**Short problem**:
Report the count of lines below in which the string "knot" occurs; include nothing else.

**Given information**:
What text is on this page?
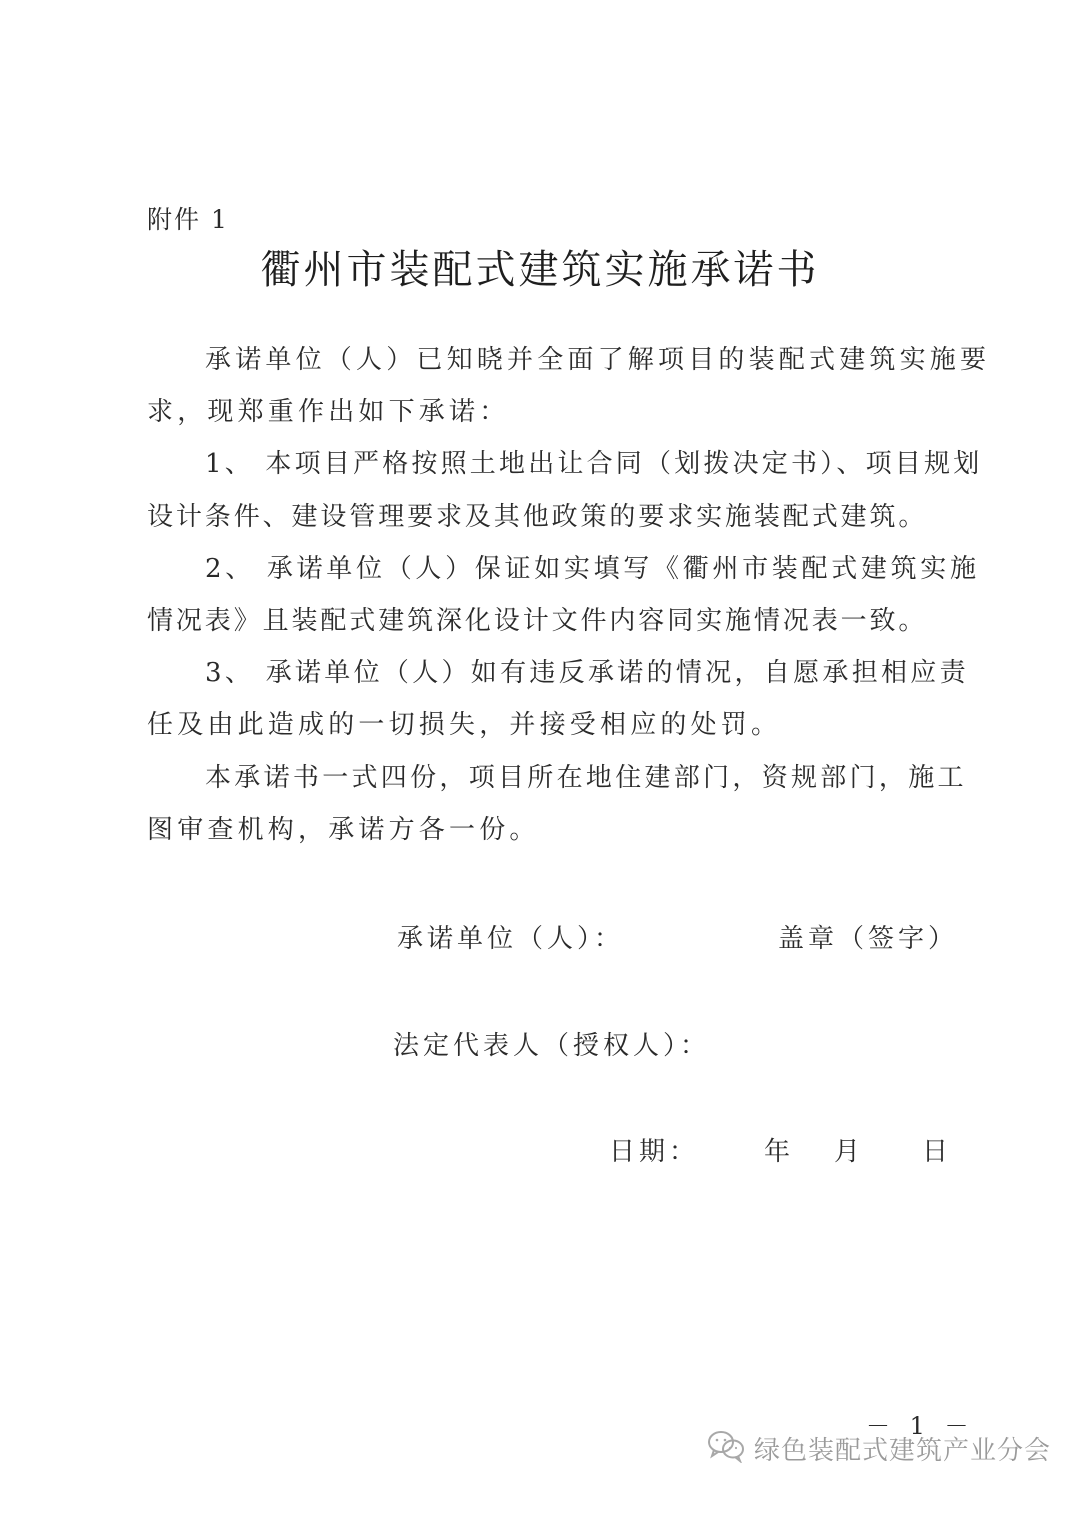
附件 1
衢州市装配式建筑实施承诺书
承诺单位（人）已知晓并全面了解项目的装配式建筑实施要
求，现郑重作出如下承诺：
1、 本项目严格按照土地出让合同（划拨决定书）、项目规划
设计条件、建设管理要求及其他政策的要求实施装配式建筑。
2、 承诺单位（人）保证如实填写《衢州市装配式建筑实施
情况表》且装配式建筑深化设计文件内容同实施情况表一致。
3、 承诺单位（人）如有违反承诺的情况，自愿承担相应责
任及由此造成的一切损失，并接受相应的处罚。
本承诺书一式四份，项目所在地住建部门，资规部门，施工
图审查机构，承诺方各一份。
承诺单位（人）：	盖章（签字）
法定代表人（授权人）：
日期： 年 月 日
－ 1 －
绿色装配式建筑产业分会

---

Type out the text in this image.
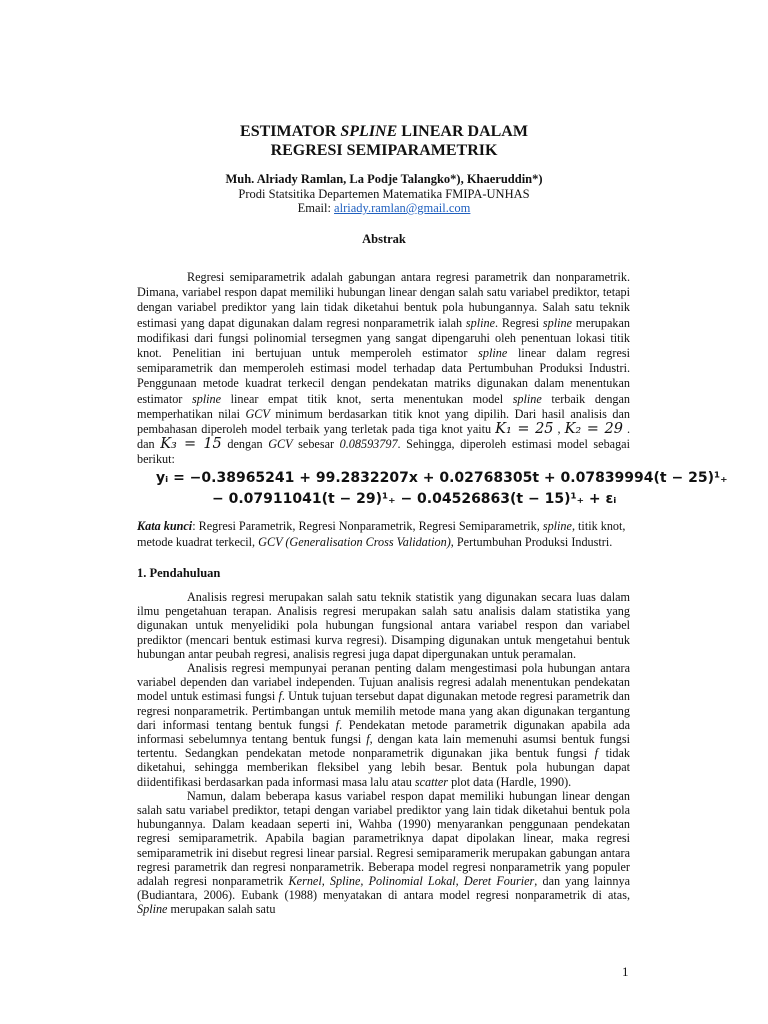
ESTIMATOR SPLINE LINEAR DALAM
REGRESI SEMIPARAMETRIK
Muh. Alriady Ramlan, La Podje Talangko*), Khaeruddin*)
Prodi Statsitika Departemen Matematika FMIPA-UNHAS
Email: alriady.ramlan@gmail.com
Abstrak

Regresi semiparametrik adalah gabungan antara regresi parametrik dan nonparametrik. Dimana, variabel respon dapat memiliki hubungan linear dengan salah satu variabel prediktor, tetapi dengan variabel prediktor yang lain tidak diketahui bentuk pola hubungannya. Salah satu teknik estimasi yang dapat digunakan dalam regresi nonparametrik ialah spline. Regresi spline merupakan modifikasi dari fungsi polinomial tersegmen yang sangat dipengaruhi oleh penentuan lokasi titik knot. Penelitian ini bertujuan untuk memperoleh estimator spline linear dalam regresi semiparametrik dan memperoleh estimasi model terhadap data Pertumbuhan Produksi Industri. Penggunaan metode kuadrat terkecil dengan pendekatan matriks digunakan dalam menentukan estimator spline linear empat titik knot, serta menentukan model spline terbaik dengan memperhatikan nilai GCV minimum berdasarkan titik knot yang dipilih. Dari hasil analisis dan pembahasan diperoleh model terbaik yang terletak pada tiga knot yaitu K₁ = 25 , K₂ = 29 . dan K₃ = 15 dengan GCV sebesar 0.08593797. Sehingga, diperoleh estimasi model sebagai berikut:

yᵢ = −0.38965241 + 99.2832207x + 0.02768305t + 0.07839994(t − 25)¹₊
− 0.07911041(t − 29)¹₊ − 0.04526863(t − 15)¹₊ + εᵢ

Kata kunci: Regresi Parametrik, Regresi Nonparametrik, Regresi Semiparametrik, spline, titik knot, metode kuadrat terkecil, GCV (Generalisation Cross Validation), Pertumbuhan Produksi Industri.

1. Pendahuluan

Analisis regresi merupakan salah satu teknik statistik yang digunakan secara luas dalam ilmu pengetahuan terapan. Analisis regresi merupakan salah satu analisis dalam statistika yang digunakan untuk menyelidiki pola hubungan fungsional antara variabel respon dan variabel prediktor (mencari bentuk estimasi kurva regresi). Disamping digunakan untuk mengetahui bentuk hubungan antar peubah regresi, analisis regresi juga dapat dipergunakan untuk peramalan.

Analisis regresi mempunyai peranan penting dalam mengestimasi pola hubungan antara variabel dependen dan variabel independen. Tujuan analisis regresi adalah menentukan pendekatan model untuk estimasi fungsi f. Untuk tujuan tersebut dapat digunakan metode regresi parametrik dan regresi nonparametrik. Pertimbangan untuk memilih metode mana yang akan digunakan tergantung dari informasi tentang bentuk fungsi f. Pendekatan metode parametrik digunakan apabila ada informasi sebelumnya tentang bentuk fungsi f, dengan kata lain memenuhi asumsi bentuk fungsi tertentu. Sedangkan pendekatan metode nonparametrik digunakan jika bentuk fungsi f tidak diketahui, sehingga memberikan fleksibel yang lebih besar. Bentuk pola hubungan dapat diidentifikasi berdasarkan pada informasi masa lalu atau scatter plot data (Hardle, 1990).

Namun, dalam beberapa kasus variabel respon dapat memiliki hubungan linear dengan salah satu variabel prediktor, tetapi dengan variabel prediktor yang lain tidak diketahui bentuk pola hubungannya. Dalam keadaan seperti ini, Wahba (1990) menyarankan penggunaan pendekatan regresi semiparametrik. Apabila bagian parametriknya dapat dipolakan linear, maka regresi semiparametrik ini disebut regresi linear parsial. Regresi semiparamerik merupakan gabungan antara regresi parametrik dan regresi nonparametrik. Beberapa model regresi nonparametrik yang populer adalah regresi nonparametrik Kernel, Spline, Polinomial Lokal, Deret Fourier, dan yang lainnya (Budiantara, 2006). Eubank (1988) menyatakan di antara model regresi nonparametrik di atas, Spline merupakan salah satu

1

**Problem solution**:
2